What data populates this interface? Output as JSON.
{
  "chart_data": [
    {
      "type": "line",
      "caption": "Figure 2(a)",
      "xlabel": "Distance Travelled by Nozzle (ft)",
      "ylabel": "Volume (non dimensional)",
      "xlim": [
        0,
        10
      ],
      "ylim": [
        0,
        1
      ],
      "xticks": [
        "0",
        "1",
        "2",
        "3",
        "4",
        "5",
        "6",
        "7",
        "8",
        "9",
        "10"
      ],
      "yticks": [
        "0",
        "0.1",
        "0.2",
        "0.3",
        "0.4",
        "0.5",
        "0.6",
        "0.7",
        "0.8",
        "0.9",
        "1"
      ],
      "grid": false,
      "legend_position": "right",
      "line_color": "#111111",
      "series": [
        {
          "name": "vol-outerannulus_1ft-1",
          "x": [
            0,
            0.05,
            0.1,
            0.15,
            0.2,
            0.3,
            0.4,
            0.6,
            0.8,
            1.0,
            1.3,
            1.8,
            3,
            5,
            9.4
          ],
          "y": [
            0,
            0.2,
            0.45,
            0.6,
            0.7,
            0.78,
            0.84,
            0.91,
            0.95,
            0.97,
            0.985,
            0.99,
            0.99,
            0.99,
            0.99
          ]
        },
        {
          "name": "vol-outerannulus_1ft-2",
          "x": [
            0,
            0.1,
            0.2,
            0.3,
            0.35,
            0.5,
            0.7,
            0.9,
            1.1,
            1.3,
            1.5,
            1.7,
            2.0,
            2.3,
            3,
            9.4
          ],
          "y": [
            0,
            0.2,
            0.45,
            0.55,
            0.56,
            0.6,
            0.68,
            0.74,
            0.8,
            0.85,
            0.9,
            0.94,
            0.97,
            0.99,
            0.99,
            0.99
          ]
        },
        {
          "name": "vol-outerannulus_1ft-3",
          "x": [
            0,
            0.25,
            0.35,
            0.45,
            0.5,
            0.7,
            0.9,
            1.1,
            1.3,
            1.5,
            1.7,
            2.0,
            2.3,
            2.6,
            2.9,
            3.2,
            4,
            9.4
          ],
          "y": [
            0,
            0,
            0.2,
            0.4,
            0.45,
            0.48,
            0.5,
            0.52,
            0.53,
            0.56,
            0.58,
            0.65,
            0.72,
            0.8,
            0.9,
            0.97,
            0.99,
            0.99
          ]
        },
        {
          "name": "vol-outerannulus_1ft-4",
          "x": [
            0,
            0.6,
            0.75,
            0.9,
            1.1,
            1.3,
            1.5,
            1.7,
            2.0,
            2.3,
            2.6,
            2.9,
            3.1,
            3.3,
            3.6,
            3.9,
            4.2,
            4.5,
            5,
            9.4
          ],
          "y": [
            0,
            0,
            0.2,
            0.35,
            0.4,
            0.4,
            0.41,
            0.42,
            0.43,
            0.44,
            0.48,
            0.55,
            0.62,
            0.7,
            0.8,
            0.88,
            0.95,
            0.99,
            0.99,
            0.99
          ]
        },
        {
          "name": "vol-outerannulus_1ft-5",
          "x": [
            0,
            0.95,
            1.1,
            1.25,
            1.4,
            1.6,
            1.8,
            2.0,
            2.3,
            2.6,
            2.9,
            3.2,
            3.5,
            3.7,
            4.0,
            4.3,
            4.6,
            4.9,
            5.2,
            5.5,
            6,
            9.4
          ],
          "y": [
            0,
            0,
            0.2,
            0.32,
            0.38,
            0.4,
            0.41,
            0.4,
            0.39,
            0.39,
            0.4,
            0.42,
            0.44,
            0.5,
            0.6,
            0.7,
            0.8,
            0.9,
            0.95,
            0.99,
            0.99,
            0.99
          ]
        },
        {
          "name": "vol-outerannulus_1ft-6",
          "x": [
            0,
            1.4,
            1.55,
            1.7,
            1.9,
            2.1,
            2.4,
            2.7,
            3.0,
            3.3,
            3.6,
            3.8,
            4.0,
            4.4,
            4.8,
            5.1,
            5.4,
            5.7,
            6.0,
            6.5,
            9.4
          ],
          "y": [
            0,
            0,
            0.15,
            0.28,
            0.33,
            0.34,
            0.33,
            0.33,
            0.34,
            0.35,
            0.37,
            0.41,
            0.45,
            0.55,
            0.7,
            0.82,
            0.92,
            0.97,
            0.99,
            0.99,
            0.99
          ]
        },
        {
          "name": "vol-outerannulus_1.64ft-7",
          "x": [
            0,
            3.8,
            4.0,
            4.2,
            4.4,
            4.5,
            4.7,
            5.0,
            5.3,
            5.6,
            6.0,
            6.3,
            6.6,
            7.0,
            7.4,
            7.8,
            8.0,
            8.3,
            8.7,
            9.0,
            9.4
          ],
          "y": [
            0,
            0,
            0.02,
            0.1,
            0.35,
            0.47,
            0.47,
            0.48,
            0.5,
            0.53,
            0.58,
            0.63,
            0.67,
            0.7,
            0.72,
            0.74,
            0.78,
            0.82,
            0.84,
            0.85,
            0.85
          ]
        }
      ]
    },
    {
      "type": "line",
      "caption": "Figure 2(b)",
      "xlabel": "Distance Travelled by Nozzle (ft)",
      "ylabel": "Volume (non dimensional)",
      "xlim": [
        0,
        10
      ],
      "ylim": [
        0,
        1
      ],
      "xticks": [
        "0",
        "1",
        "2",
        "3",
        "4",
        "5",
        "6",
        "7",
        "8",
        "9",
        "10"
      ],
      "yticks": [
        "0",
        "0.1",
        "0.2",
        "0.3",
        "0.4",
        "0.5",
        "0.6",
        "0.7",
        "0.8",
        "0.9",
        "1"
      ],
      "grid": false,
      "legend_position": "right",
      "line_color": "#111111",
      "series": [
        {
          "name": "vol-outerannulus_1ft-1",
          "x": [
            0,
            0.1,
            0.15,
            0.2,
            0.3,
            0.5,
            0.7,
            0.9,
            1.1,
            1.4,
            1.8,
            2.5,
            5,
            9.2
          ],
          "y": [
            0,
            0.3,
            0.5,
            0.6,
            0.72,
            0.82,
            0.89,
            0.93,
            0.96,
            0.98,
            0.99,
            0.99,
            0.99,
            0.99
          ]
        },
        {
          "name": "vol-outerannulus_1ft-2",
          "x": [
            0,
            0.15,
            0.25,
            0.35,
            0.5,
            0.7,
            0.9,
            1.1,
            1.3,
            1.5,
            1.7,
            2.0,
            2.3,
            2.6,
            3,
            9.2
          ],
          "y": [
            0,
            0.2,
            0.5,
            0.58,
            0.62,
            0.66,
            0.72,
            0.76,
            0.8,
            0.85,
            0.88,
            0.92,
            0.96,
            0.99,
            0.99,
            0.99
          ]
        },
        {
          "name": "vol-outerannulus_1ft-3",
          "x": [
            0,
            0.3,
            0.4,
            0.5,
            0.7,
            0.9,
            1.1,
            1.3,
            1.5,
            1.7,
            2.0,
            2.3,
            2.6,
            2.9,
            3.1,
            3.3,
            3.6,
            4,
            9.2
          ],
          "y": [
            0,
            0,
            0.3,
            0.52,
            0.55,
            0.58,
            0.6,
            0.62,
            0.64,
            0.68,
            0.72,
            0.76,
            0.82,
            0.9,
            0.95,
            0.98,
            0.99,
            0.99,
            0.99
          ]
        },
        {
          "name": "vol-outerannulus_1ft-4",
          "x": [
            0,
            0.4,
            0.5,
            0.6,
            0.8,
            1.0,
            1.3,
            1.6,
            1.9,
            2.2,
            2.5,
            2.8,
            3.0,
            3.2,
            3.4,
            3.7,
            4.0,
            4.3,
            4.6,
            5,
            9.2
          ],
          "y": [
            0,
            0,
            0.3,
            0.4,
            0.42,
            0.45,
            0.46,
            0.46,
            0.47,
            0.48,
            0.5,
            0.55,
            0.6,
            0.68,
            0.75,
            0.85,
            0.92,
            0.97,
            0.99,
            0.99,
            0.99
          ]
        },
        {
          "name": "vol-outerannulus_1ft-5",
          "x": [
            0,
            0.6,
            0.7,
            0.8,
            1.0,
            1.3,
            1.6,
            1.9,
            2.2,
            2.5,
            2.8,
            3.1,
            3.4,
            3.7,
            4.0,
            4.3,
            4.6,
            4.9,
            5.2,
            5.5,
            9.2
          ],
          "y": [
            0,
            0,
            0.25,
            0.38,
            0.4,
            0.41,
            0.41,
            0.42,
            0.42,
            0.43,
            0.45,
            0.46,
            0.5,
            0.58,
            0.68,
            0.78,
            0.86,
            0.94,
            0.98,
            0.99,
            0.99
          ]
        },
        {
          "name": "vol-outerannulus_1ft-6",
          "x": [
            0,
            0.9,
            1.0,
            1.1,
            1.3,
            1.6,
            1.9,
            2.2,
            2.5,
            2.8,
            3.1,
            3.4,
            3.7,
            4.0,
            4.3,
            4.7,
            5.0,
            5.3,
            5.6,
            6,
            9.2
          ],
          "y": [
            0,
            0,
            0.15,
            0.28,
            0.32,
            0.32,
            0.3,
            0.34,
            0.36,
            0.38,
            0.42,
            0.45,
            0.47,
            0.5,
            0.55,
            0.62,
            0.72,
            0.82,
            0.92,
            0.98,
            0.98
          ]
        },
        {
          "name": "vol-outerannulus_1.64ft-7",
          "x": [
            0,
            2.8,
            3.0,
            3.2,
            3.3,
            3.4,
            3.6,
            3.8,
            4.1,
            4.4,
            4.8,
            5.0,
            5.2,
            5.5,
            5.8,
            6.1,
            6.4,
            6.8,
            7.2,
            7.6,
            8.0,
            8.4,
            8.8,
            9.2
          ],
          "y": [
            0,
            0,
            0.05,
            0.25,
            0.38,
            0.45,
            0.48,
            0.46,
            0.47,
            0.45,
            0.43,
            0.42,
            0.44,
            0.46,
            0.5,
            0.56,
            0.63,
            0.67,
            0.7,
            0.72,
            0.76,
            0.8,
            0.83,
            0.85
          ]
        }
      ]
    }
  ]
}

• **PROBLEM TO SOLVE**: State the number of lines in these entries that include the string "Figure". Provide nothing beyond that number.

• **RESPONSE TO THE EXERCISE**: 2